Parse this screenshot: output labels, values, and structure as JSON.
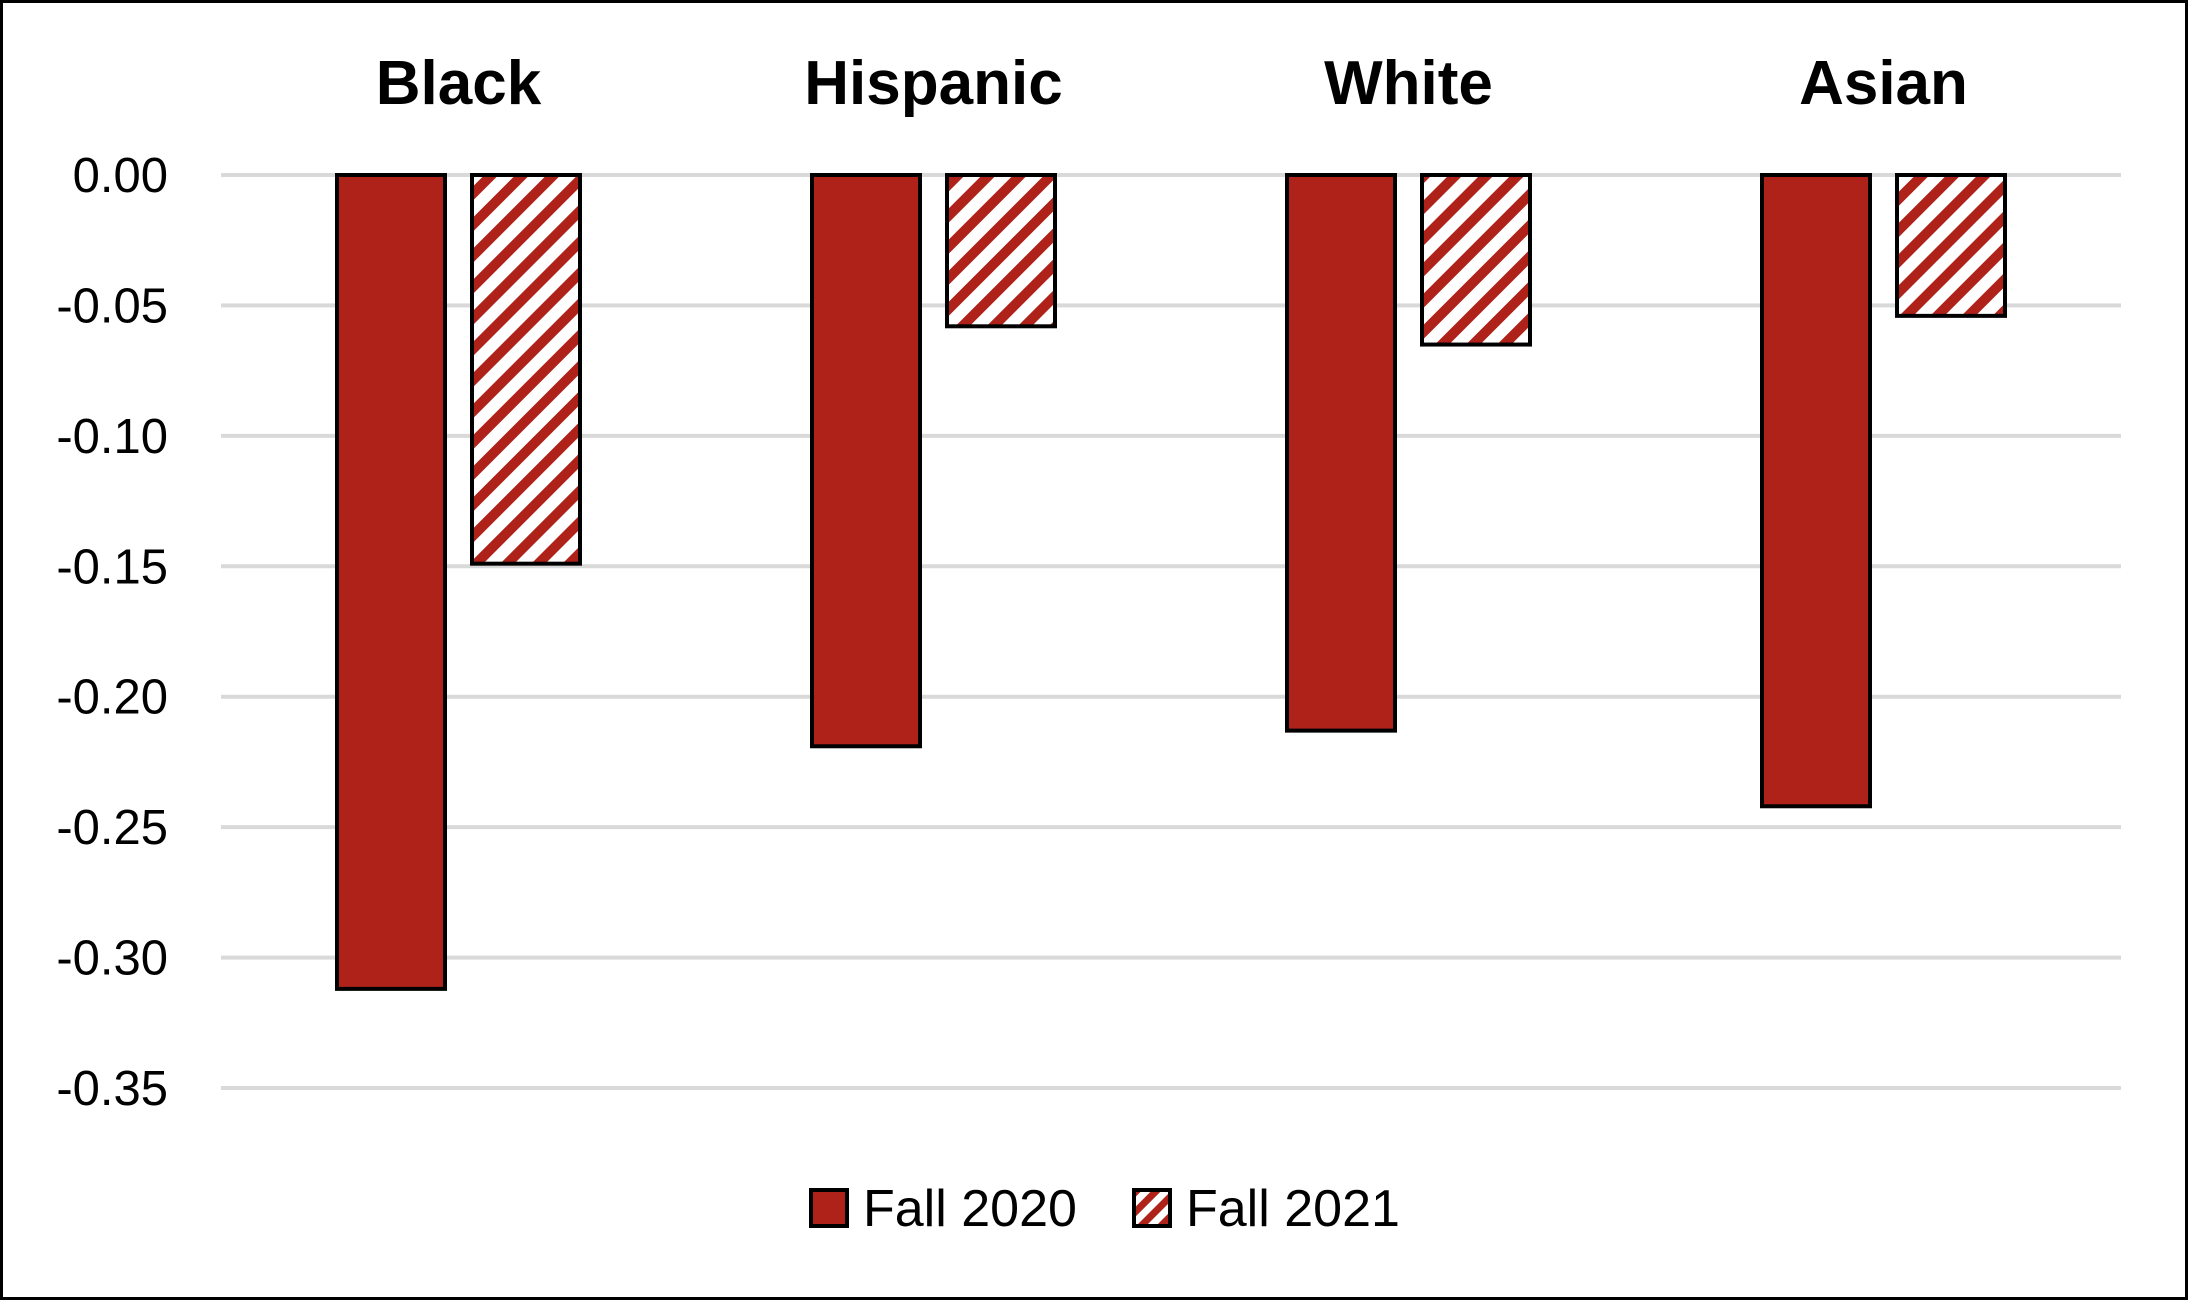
{
  "chart_data": {
    "type": "bar",
    "title": "",
    "xlabel": "",
    "ylabel": "",
    "categories": [
      "Black",
      "Hispanic",
      "White",
      "Asian"
    ],
    "category_axis_position": "top",
    "series": [
      {
        "name": "Fall 2020",
        "values": [
          -0.312,
          -0.219,
          -0.213,
          -0.242
        ],
        "fill": "solid"
      },
      {
        "name": "Fall 2021",
        "values": [
          -0.149,
          -0.058,
          -0.065,
          -0.054
        ],
        "fill": "diagonal-stripes"
      }
    ],
    "ylim": [
      -0.35,
      0.0
    ],
    "yticks": [
      0.0,
      -0.05,
      -0.1,
      -0.15,
      -0.2,
      -0.25,
      -0.3,
      -0.35
    ],
    "ytick_labels": [
      "0.00",
      "-0.05",
      "-0.10",
      "-0.15",
      "-0.20",
      "-0.25",
      "-0.30",
      "-0.35"
    ],
    "grid": true,
    "legend": "bottom-center",
    "colors": {
      "bar": "#AE221A",
      "outline": "#000000",
      "grid": "#D9D9D9",
      "stripe_bg": "#FFFFFF"
    }
  }
}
================
What to work on: Repeat the records above exactly, omitting every picture.

Written response:
Parse this screenshot: output labels, values, and structure as JSON.
{
  "chart_data": {
    "type": "bar",
    "title": "",
    "xlabel": "",
    "ylabel": "",
    "categories": [
      "Black",
      "Hispanic",
      "White",
      "Asian"
    ],
    "category_axis_position": "top",
    "series": [
      {
        "name": "Fall 2020",
        "values": [
          -0.312,
          -0.219,
          -0.213,
          -0.242
        ],
        "fill": "solid"
      },
      {
        "name": "Fall 2021",
        "values": [
          -0.149,
          -0.058,
          -0.065,
          -0.054
        ],
        "fill": "diagonal-stripes"
      }
    ],
    "ylim": [
      -0.35,
      0.0
    ],
    "yticks": [
      0.0,
      -0.05,
      -0.1,
      -0.15,
      -0.2,
      -0.25,
      -0.3,
      -0.35
    ],
    "ytick_labels": [
      "0.00",
      "-0.05",
      "-0.10",
      "-0.15",
      "-0.20",
      "-0.25",
      "-0.30",
      "-0.35"
    ],
    "grid": true,
    "legend": "bottom-center",
    "colors": {
      "bar": "#AE221A",
      "outline": "#000000",
      "grid": "#D9D9D9",
      "stripe_bg": "#FFFFFF"
    }
  }
}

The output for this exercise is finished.